- What to do
What is the number of lines holding the word "Science"? Write that number and nothing else.

[Saved entries]
____________
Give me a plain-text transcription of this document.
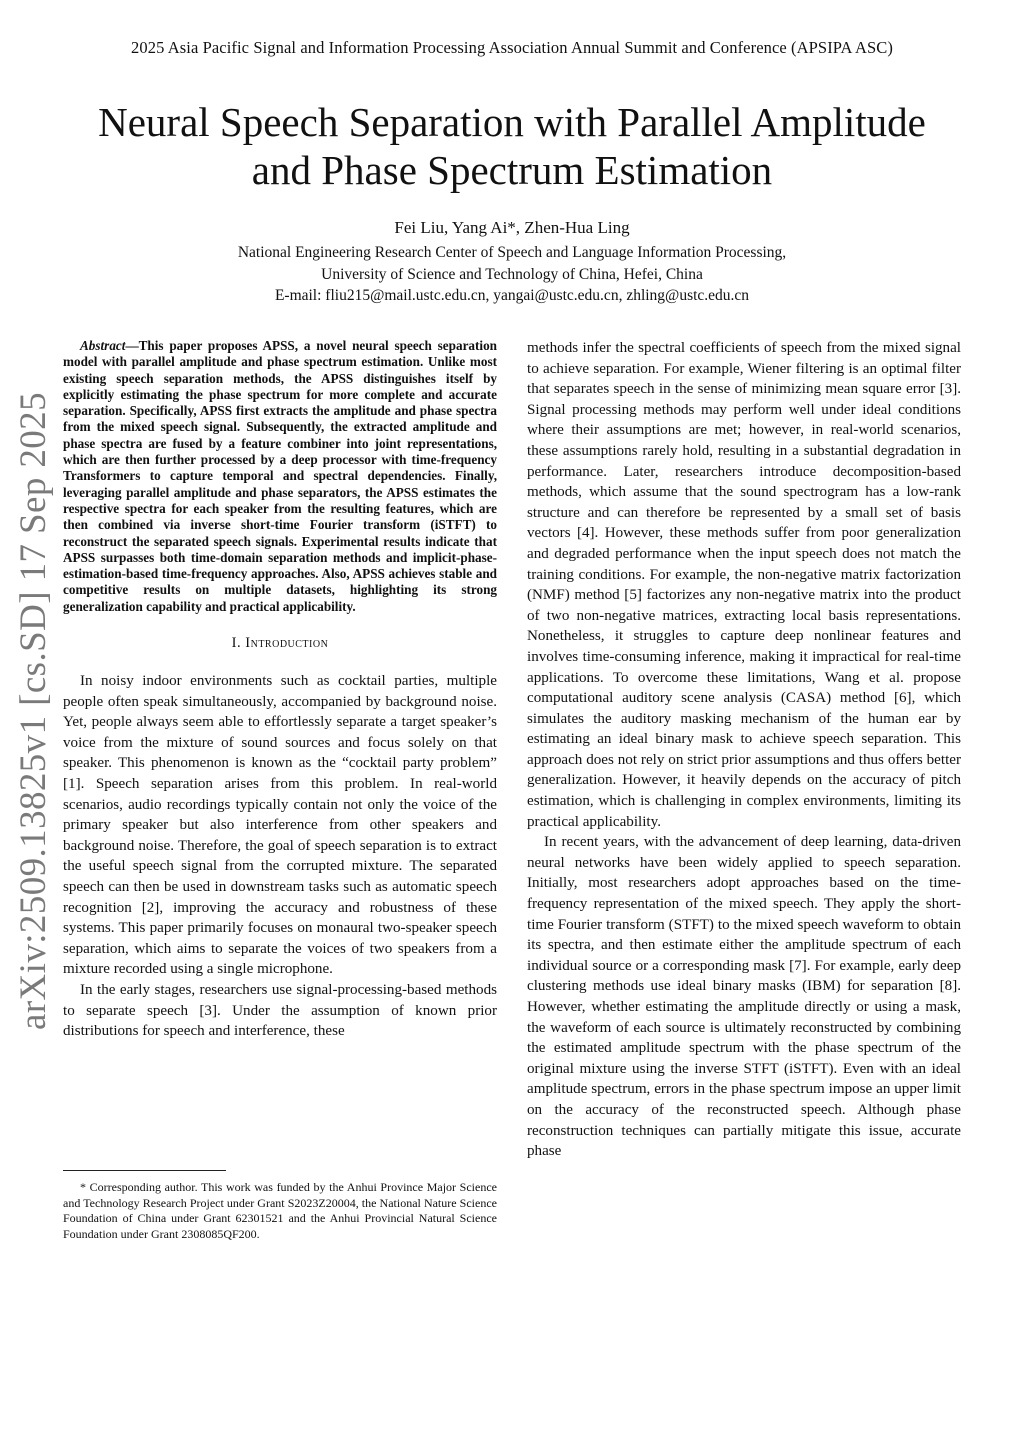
2025 Asia Pacific Signal and Information Processing Association Annual Summit and Conference (APSIPA ASC)
Neural Speech Separation with Parallel Amplitude
and Phase Spectrum Estimation
Fei Liu, Yang Ai*, Zhen-Hua Ling
National Engineering Research Center of Speech and Language Information Processing,
University of Science and Technology of China, Hefei, China
E-mail: fliu215@mail.ustc.edu.cn, yangai@ustc.edu.cn, zhling@ustc.edu.cn
arXiv:2509.13825v1 [cs.SD] 17 Sep 2025

Abstract—This paper proposes APSS, a novel neural speech separation model with parallel amplitude and phase spectrum estimation. Unlike most existing speech separation methods, the APSS distinguishes itself by explicitly estimating the phase spectrum for more complete and accurate separation. Specifically, APSS first extracts the amplitude and phase spectra from the mixed speech signal. Subsequently, the extracted amplitude and phase spectra are fused by a feature combiner into joint representations, which are then further processed by a deep processor with time-frequency Transformers to capture temporal and spectral dependencies. Finally, leveraging parallel amplitude and phase separators, the APSS estimates the respective spectra for each speaker from the resulting features, which are then combined via inverse short-time Fourier transform (iSTFT) to reconstruct the separated speech signals. Experimental results indicate that APSS surpasses both time-domain separation methods and implicit-phase-estimation-based time-frequency approaches. Also, APSS achieves stable and competitive results on multiple datasets, highlighting its strong generalization capability and practical applicability.

I. Introduction

In noisy indoor environments such as cocktail parties, multiple people often speak simultaneously, accompanied by background noise. Yet, people always seem able to effortlessly separate a target speaker’s voice from the mixture of sound sources and focus solely on that speaker. This phenomenon is known as the “cocktail party problem” [1]. Speech separation arises from this problem. In real-world scenarios, audio recordings typically contain not only the voice of the primary speaker but also interference from other speakers and background noise. Therefore, the goal of speech separation is to extract the useful speech signal from the corrupted mixture. The separated speech can then be used in downstream tasks such as automatic speech recognition [2], improving the accuracy and robustness of these systems. This paper primarily focuses on monaural two-speaker speech separation, which aims to separate the voices of two speakers from a mixture recorded using a single microphone.

In the early stages, researchers use signal-processing-based methods to separate speech [3]. Under the assumption of known prior distributions for speech and interference, these

methods infer the spectral coefficients of speech from the mixed signal to achieve separation. For example, Wiener filtering is an optimal filter that separates speech in the sense of minimizing mean square error [3]. Signal processing methods may perform well under ideal conditions where their assumptions are met; however, in real-world scenarios, these assumptions rarely hold, resulting in a substantial degradation in performance. Later, researchers introduce decomposition-based methods, which assume that the sound spectrogram has a low-rank structure and can therefore be represented by a small set of basis vectors [4]. However, these methods suffer from poor generalization and degraded performance when the input speech does not match the training conditions. For example, the non-negative matrix factorization (NMF) method [5] factorizes any non-negative matrix into the product of two non-negative matrices, extracting local basis representations. Nonetheless, it struggles to capture deep nonlinear features and involves time-consuming inference, making it impractical for real-time applications. To overcome these limitations, Wang et al. propose computational auditory scene analysis (CASA) method [6], which simulates the auditory masking mechanism of the human ear by estimating an ideal binary mask to achieve speech separation. This approach does not rely on strict prior assumptions and thus offers better generalization. However, it heavily depends on the accuracy of pitch estimation, which is challenging in complex environments, limiting its practical applicability.

In recent years, with the advancement of deep learning, data-driven neural networks have been widely applied to speech separation. Initially, most researchers adopt approaches based on the time-frequency representation of the mixed speech. They apply the short-time Fourier transform (STFT) to the mixed speech waveform to obtain its spectra, and then estimate either the amplitude spectrum of each individual source or a corresponding mask [7]. For example, early deep clustering methods use ideal binary masks (IBM) for separation [8]. However, whether estimating the amplitude directly or using a mask, the waveform of each source is ultimately reconstructed by combining the estimated amplitude spectrum with the phase spectrum of the original mixture using the inverse STFT (iSTFT). Even with an ideal amplitude spectrum, errors in the phase spectrum impose an upper limit on the accuracy of the reconstructed speech. Although phase reconstruction techniques can partially mitigate this issue, accurate phase

* Corresponding author. This work was funded by the Anhui Province Major Science and Technology Research Project under Grant S2023Z20004, the National Nature Science Foundation of China under Grant 62301521 and the Anhui Provincial Natural Science Foundation under Grant 2308085QF200.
____________
- Reply to the exercise
2